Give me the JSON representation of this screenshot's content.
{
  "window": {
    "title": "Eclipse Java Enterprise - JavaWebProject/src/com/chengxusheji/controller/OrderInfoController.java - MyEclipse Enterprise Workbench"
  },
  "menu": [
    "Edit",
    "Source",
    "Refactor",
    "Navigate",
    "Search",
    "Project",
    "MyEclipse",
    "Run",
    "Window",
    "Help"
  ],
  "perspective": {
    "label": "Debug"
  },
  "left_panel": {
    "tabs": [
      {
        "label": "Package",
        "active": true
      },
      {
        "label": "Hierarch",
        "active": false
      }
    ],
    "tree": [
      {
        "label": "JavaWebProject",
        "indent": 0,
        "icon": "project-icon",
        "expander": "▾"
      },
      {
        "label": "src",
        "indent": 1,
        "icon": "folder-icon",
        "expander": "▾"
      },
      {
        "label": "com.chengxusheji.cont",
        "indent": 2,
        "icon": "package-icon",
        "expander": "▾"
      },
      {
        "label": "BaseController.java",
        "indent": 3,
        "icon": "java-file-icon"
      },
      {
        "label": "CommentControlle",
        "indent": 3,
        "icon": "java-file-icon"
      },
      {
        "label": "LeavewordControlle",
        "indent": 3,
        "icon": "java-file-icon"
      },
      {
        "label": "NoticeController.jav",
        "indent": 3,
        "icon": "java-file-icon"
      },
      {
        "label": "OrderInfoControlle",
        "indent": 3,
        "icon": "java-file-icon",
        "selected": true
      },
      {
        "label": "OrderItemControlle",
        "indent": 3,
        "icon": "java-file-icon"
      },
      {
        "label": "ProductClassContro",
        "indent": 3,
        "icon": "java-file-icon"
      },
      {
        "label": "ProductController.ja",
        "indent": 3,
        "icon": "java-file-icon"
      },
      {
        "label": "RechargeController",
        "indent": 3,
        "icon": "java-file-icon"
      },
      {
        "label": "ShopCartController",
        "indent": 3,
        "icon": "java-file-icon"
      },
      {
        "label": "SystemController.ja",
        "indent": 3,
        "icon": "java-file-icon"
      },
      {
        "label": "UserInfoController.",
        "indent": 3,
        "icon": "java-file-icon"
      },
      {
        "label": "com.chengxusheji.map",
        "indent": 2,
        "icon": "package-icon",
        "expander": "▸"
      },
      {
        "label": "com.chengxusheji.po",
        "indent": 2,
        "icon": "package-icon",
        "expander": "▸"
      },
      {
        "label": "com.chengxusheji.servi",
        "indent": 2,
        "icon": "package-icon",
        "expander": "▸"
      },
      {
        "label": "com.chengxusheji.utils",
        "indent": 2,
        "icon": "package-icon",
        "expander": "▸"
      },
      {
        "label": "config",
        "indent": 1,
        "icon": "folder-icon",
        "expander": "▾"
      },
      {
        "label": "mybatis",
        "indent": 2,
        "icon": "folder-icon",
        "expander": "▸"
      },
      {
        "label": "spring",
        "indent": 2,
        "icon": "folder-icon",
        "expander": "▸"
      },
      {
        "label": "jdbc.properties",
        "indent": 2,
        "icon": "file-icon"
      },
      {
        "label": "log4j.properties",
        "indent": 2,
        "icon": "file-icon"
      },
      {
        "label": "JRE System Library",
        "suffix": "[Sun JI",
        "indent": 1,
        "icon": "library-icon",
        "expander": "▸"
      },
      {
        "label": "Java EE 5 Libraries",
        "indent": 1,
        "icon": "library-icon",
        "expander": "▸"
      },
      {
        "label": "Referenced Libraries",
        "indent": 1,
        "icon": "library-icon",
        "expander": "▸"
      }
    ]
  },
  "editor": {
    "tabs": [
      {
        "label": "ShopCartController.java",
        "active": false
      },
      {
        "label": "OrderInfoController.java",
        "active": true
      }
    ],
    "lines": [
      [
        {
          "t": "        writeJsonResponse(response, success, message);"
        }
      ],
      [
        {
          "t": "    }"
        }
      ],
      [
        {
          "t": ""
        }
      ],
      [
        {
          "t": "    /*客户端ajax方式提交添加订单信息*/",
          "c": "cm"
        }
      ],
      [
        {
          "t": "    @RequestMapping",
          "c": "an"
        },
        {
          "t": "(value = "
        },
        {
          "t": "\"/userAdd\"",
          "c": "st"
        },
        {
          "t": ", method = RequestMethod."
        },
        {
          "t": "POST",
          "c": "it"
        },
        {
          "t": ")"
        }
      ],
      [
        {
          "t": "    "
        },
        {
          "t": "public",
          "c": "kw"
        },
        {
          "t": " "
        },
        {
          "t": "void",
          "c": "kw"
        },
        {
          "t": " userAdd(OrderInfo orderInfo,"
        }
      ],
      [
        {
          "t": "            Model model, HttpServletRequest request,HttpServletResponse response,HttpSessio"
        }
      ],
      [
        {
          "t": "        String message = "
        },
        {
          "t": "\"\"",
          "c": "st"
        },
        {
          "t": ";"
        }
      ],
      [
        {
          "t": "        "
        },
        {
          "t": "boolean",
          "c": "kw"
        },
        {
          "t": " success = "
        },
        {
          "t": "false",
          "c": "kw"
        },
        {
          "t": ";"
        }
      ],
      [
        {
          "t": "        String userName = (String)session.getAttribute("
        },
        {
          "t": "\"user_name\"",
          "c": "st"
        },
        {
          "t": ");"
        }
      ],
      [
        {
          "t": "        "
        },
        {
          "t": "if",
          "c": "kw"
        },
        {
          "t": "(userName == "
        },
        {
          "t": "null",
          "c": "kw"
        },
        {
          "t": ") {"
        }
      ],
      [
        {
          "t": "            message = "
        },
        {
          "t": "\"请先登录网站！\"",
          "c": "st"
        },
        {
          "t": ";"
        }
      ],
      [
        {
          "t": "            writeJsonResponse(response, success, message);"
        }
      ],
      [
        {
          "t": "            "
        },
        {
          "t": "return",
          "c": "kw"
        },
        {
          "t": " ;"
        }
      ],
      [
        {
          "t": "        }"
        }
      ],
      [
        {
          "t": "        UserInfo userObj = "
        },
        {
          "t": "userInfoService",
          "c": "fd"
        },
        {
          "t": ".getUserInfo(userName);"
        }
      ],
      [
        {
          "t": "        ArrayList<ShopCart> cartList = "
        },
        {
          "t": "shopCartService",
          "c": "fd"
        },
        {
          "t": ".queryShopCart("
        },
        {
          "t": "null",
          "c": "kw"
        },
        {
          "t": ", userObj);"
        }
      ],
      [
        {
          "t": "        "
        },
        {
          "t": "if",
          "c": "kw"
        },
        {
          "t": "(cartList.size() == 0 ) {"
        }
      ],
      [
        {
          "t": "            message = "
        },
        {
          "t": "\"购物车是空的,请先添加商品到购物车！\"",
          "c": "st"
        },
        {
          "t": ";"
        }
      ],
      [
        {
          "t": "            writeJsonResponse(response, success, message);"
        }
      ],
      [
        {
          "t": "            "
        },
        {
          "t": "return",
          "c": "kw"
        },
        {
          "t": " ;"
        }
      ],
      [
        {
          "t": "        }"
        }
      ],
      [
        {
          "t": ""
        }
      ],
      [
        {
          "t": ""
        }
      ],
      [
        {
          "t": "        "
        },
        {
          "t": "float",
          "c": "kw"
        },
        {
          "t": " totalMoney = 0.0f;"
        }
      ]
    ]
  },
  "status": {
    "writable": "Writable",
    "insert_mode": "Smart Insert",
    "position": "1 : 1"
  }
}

WRITTEN PROBLEM: Transcribe the records above exactly as they appear.

RESULT BELOW:
Give me the JSON representation of this screenshot's content.
{
  "window": {
    "title": "Eclipse Java Enterprise - JavaWebProject/src/com/chengxusheji/controller/OrderInfoController.java - MyEclipse Enterprise Workbench"
  },
  "menu": [
    "Edit",
    "Source",
    "Refactor",
    "Navigate",
    "Search",
    "Project",
    "MyEclipse",
    "Run",
    "Window",
    "Help"
  ],
  "perspective": {
    "label": "Debug"
  },
  "left_panel": {
    "tabs": [
      {
        "label": "Package",
        "active": true
      },
      {
        "label": "Hierarch",
        "active": false
      }
    ],
    "tree": [
      {
        "label": "JavaWebProject",
        "indent": 0,
        "icon": "project-icon",
        "expander": "▾"
      },
      {
        "label": "src",
        "indent": 1,
        "icon": "folder-icon",
        "expander": "▾"
      },
      {
        "label": "com.chengxusheji.cont",
        "indent": 2,
        "icon": "package-icon",
        "expander": "▾"
      },
      {
        "label": "BaseController.java",
        "indent": 3,
        "icon": "java-file-icon"
      },
      {
        "label": "CommentControlle",
        "indent": 3,
        "icon": "java-file-icon"
      },
      {
        "label": "LeavewordControlle",
        "indent": 3,
        "icon": "java-file-icon"
      },
      {
        "label": "NoticeController.jav",
        "indent": 3,
        "icon": "java-file-icon"
      },
      {
        "label": "OrderInfoControlle",
        "indent": 3,
        "icon": "java-file-icon",
        "selected": true
      },
      {
        "label": "OrderItemControlle",
        "indent": 3,
        "icon": "java-file-icon"
      },
      {
        "label": "ProductClassContro",
        "indent": 3,
        "icon": "java-file-icon"
      },
      {
        "label": "ProductController.ja",
        "indent": 3,
        "icon": "java-file-icon"
      },
      {
        "label": "RechargeController",
        "indent": 3,
        "icon": "java-file-icon"
      },
      {
        "label": "ShopCartController",
        "indent": 3,
        "icon": "java-file-icon"
      },
      {
        "label": "SystemController.ja",
        "indent": 3,
        "icon": "java-file-icon"
      },
      {
        "label": "UserInfoController.",
        "indent": 3,
        "icon": "java-file-icon"
      },
      {
        "label": "com.chengxusheji.map",
        "indent": 2,
        "icon": "package-icon",
        "expander": "▸"
      },
      {
        "label": "com.chengxusheji.po",
        "indent": 2,
        "icon": "package-icon",
        "expander": "▸"
      },
      {
        "label": "com.chengxusheji.servi",
        "indent": 2,
        "icon": "package-icon",
        "expander": "▸"
      },
      {
        "label": "com.chengxusheji.utils",
        "indent": 2,
        "icon": "package-icon",
        "expander": "▸"
      },
      {
        "label": "config",
        "indent": 1,
        "icon": "folder-icon",
        "expander": "▾"
      },
      {
        "label": "mybatis",
        "indent": 2,
        "icon": "folder-icon",
        "expander": "▸"
      },
      {
        "label": "spring",
        "indent": 2,
        "icon": "folder-icon",
        "expander": "▸"
      },
      {
        "label": "jdbc.properties",
        "indent": 2,
        "icon": "file-icon"
      },
      {
        "label": "log4j.properties",
        "indent": 2,
        "icon": "file-icon"
      },
      {
        "label": "JRE System Library",
        "suffix": "[Sun JI",
        "indent": 1,
        "icon": "library-icon",
        "expander": "▸"
      },
      {
        "label": "Java EE 5 Libraries",
        "indent": 1,
        "icon": "library-icon",
        "expander": "▸"
      },
      {
        "label": "Referenced Libraries",
        "indent": 1,
        "icon": "library-icon",
        "expander": "▸"
      }
    ]
  },
  "editor": {
    "tabs": [
      {
        "label": "ShopCartController.java",
        "active": false
      },
      {
        "label": "OrderInfoController.java",
        "active": true
      }
    ],
    "lines": [
      [
        {
          "t": "        writeJsonResponse(response, success, message);"
        }
      ],
      [
        {
          "t": "    }"
        }
      ],
      [
        {
          "t": ""
        }
      ],
      [
        {
          "t": "    /*客户端ajax方式提交添加订单信息*/",
          "c": "cm"
        }
      ],
      [
        {
          "t": "    @RequestMapping",
          "c": "an"
        },
        {
          "t": "(value = "
        },
        {
          "t": "\"/userAdd\"",
          "c": "st"
        },
        {
          "t": ", method = RequestMethod."
        },
        {
          "t": "POST",
          "c": "it"
        },
        {
          "t": ")"
        }
      ],
      [
        {
          "t": "    "
        },
        {
          "t": "public",
          "c": "kw"
        },
        {
          "t": " "
        },
        {
          "t": "void",
          "c": "kw"
        },
        {
          "t": " userAdd(OrderInfo orderInfo,"
        }
      ],
      [
        {
          "t": "            Model model, HttpServletRequest request,HttpServletResponse response,HttpSessio"
        }
      ],
      [
        {
          "t": "        String message = "
        },
        {
          "t": "\"\"",
          "c": "st"
        },
        {
          "t": ";"
        }
      ],
      [
        {
          "t": "        "
        },
        {
          "t": "boolean",
          "c": "kw"
        },
        {
          "t": " success = "
        },
        {
          "t": "false",
          "c": "kw"
        },
        {
          "t": ";"
        }
      ],
      [
        {
          "t": "        String userName = (String)session.getAttribute("
        },
        {
          "t": "\"user_name\"",
          "c": "st"
        },
        {
          "t": ");"
        }
      ],
      [
        {
          "t": "        "
        },
        {
          "t": "if",
          "c": "kw"
        },
        {
          "t": "(userName == "
        },
        {
          "t": "null",
          "c": "kw"
        },
        {
          "t": ") {"
        }
      ],
      [
        {
          "t": "            message = "
        },
        {
          "t": "\"请先登录网站！\"",
          "c": "st"
        },
        {
          "t": ";"
        }
      ],
      [
        {
          "t": "            writeJsonResponse(response, success, message);"
        }
      ],
      [
        {
          "t": "            "
        },
        {
          "t": "return",
          "c": "kw"
        },
        {
          "t": " ;"
        }
      ],
      [
        {
          "t": "        }"
        }
      ],
      [
        {
          "t": "        UserInfo userObj = "
        },
        {
          "t": "userInfoService",
          "c": "fd"
        },
        {
          "t": ".getUserInfo(userName);"
        }
      ],
      [
        {
          "t": "        ArrayList<ShopCart> cartList = "
        },
        {
          "t": "shopCartService",
          "c": "fd"
        },
        {
          "t": ".queryShopCart("
        },
        {
          "t": "null",
          "c": "kw"
        },
        {
          "t": ", userObj);"
        }
      ],
      [
        {
          "t": "        "
        },
        {
          "t": "if",
          "c": "kw"
        },
        {
          "t": "(cartList.size() == 0 ) {"
        }
      ],
      [
        {
          "t": "            message = "
        },
        {
          "t": "\"购物车是空的,请先添加商品到购物车！\"",
          "c": "st"
        },
        {
          "t": ";"
        }
      ],
      [
        {
          "t": "            writeJsonResponse(response, success, message);"
        }
      ],
      [
        {
          "t": "            "
        },
        {
          "t": "return",
          "c": "kw"
        },
        {
          "t": " ;"
        }
      ],
      [
        {
          "t": "        }"
        }
      ],
      [
        {
          "t": ""
        }
      ],
      [
        {
          "t": ""
        }
      ],
      [
        {
          "t": "        "
        },
        {
          "t": "float",
          "c": "kw"
        },
        {
          "t": " totalMoney = 0.0f;"
        }
      ]
    ]
  },
  "status": {
    "writable": "Writable",
    "insert_mode": "Smart Insert",
    "position": "1 : 1"
  }
}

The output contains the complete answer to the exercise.